# [Document passage]
Opinion
Civil No. 97-1894 (JP).
April 1, 1998.
Luz Conchita Toro Rivera, Mayaguez, P.R., for plaintiff.
Lisa E. Bhatia Gautier, Asst. U.S. Atty., Hato Rey, P.R., for defendant.
OPINION ORDER
I. INTRODUCTION BACKGROUND
The Court has before it Defendants' Motion to Dismiss (dockets No. 37 and 42) and Plaintiffs' Reply to Motion to Dismiss (docket No. 43). Plaintiffs, Angel Martínez-Colón ("Martínez"), his wife Violeta Colón-Rivera ("Colón"), and Triple A Auto, Inc., bring this action against Defendants, Banco Santander de Puerto Rico ("Banco Santander" or the "Bank"), Santander National Bank, Lourdes Morales ("Morales"), and Luz Anabelle López ("López"), alleging violations of the Bank Secrecy Act, 12 U.S.C. § 1951-59 and 31 U.S.C. § 5301-22, and the Right to Financial Privacy Act, 12 U.S.C. § 3401-22, and for breach of contract, defamation, and libel.
Defendants' motion, although styled a motion to dismiss, also ostensibly contains a motion for summary judgment under Rule 56. Indeed, most of Defendants' arguments are included under the section of Defendants' motion entitled "Motion for Summary Judgment." But the Court finds that none of Defendants' arguments rely on matters outside of the pleadings, so the Court will consider Defendants' arguments as a Motion to Dismiss. When addressing a motion to dismiss brought under Rule 12(b)(6), a Court must "accept as true all well-pleaded factual averments and indulge all reasonable inferences in the plaintiff's favor." Doyle v. Hasbro, Inc., 103 F.3d 186, 190 (1st Cir. 1996). Dismissal under Rule 12(b)(6) is "appropriate if the facts alleged, taken as true, do not justify recovery." Id. To put it simply, the Court must look leniently at the allegations in the plaintiffs, complaint and determine if those allegations "can reasonably admit of a claim." Id.
Specifically, Plaintiffs make the following allegations:
1. Coplaintiff Martinez began banking with Defendant's predecessor in 1968 and maintained their banking relationship until the events underlying this action transpired.
2. Martinez entered his father's business of selling clothing and vegetables at a young age, eventually taking over the business at age twenty-three. In 1982, Martinez acquired a farm in Barranquitas, the profits from which provided most of his savings that he kept in the form of Certificates of Deposit with Banco Santander.
3. As a result of an accident, Martinez was forced to give up his personal involvement in his farming business. He continued with his agricultural contracts, however, even after he was no longer personally involved in farming. Because he was a close personal friend of Banco Santander officials, those officials knew of Martinez's condition and situation.
4. After an extended convalescence, Martinez moved to Bayamon where he started a used car business, Triple A Auto, Incorporated, in 1986.
5. In 1992, Plaintiffs had their commercial and personal accounts with Banco Santander. Having been a Banco Santander customer for nearly twenty-two years and maintaining considerable amounts of money in his accounts there, he was afforded preferential treatment consisting of, among other things, not having to wait in line to conduct transactions.

# [Provided data]
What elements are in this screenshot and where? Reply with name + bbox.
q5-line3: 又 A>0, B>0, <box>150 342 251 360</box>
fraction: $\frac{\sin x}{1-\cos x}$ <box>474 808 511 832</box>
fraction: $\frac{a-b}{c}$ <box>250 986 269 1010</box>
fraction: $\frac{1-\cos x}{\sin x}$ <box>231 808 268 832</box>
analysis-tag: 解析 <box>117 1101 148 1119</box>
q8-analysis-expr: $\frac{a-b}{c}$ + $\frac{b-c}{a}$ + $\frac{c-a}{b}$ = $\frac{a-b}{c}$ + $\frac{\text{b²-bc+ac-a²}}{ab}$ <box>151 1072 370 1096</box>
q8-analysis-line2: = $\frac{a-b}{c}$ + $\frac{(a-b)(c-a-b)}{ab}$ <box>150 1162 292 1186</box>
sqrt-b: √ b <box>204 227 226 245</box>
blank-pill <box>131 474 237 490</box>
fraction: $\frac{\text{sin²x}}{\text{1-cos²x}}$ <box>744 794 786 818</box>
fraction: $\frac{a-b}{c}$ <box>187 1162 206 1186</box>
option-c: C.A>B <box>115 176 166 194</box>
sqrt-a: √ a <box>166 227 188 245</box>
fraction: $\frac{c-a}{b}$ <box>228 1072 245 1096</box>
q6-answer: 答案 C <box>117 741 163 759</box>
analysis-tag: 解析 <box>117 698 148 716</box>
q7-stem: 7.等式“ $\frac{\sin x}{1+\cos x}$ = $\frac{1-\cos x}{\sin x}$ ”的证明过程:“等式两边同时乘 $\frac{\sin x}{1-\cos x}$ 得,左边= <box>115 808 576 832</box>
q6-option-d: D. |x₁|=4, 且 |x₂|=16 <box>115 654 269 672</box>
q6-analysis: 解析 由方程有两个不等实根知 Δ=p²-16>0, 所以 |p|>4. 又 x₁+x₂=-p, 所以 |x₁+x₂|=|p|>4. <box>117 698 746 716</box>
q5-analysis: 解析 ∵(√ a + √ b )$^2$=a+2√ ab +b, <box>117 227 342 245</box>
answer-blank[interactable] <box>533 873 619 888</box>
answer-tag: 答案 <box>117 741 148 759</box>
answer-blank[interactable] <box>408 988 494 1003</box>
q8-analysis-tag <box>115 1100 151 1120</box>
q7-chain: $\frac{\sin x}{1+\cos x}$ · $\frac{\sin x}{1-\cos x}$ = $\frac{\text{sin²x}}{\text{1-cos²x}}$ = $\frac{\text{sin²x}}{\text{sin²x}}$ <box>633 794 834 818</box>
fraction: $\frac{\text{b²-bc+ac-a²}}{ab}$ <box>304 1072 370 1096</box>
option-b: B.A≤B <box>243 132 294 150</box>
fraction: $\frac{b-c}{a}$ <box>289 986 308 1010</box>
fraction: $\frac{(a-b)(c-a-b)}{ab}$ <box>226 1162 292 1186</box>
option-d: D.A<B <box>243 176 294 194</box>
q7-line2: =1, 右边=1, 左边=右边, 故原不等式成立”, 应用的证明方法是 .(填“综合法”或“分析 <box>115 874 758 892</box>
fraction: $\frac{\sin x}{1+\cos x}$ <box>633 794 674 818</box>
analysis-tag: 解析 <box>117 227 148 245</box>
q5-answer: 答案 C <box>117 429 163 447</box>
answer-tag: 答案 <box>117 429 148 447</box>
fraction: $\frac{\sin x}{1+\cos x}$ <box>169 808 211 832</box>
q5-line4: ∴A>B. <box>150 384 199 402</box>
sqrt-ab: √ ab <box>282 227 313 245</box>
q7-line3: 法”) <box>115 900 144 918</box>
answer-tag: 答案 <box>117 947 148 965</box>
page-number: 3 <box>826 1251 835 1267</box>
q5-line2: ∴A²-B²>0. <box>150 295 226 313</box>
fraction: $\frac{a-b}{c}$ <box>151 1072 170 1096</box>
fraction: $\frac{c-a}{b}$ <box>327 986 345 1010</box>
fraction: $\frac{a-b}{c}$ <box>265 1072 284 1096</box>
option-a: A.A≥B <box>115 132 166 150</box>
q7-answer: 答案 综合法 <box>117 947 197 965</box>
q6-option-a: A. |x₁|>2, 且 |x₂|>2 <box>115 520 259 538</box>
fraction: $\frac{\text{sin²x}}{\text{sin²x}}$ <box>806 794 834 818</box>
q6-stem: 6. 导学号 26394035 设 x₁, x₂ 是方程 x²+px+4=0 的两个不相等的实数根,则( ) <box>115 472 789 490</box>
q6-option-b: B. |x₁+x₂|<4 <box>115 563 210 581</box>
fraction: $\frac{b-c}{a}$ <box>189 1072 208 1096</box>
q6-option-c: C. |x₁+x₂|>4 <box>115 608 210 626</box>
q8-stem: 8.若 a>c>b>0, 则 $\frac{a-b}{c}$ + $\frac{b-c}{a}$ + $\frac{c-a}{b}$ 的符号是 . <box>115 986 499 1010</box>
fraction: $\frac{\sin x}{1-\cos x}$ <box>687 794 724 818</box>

# [Short exercise A]
Please switch "analysis-tag" to "analysis-label" in the rows from the first row through the row containing "808 576 832</box>", inclusive, and return only those rows with everything else unchanged.
# [Short exercise B]
Pick up the court opinion on the suit against Banco Santander where it stops, after the fifth numbered allegation.

# [Response A]
What elements are in this screenshot and where? Reply with name + bbox.
q5-line3: 又 A>0, B>0, <box>150 342 251 360</box>
fraction: $\frac{\sin x}{1-\cos x}$ <box>474 808 511 832</box>
fraction: $\frac{a-b}{c}$ <box>250 986 269 1010</box>
fraction: $\frac{1-\cos x}{\sin x}$ <box>231 808 268 832</box>
analysis-label: 解析 <box>117 1101 148 1119</box>
q8-analysis-expr: $\frac{a-b}{c}$ + $\frac{b-c}{a}$ + $\frac{c-a}{b}$ = $\frac{a-b}{c}$ + $\frac{\text{b²-bc+ac-a²}}{ab}$ <box>151 1072 370 1096</box>
q8-analysis-line2: = $\frac{a-b}{c}$ + $\frac{(a-b)(c-a-b)}{ab}$ <box>150 1162 292 1186</box>
sqrt-b: √ b <box>204 227 226 245</box>
blank-pill <box>131 474 237 490</box>
fraction: $\frac{\text{sin²x}}{\text{1-cos²x}}$ <box>744 794 786 818</box>
fraction: $\frac{a-b}{c}$ <box>187 1162 206 1186</box>
option-c: C.A>B <box>115 176 166 194</box>
sqrt-a: √ a <box>166 227 188 245</box>
fraction: $\frac{c-a}{b}$ <box>228 1072 245 1096</box>
q6-answer: 答案 C <box>117 741 163 759</box>
analysis-label: 解析 <box>117 698 148 716</box>
q7-stem: 7.等式“ $\frac{\sin x}{1+\cos x}$ = $\frac{1-\cos x}{\sin x}$ ”的证明过程:“等式两边同时乘 $\frac{\sin x}{1-\cos x}$ 得,左边= <box>115 808 576 832</box>

# [Response B]
6. As part of Martinez's used auto sales operations, Plaintiffs occasionally purchased Manager's Checks from Santander. Sometimes, these checks exceeded $10,000.00; sometimes, however, they were for less than $10,00.00 but would total more than $10,000.00 in a single day.
7. This course of conduct established a contractual relationship whereby the parties agreed to comply with state and federal law. That agreement had force even if not express. That contractual relationship established an obligation for Banco Santander and its officials to strictly comply with the Bank Secrecy Act and Banking Regulations.
8. Defendants failed their obligation to comply with 31 C.F.R. § 103.22 by filing Currency Transaction Reports ("CTRs") required for transactions involving more than $10,000.00 (and/or lesser amounts that totaled more than $10,000.00 in a single banking day). This failure was known to Lopez at all times.
9. Lopez and Morales were trained in their duties under the federal banking laws. They knew how to identify illegal transactions and of their obligation to file Currency Transaction Reports for exchanges of more than $10,000.00 (or aggregating more than $10,000.00 in a single day). Notwithstanding their expertise, Lopez and Morales failed on several occasions to file CTRs regarding Plaintiffs' accounts and to inform Plaintiffs that their transactions could constitute a pattern of currency transactions and could appear suspicious to law enforcement agents.
10. Morales, acting in bad faith, falsely accused Plaintiffs of structuring transactions to avoid the Bank Secrecy Act reporting requirements and/or to conduct money laundering and drug trafficking schemes, with the purpose of ruining Plaintiffs reputation.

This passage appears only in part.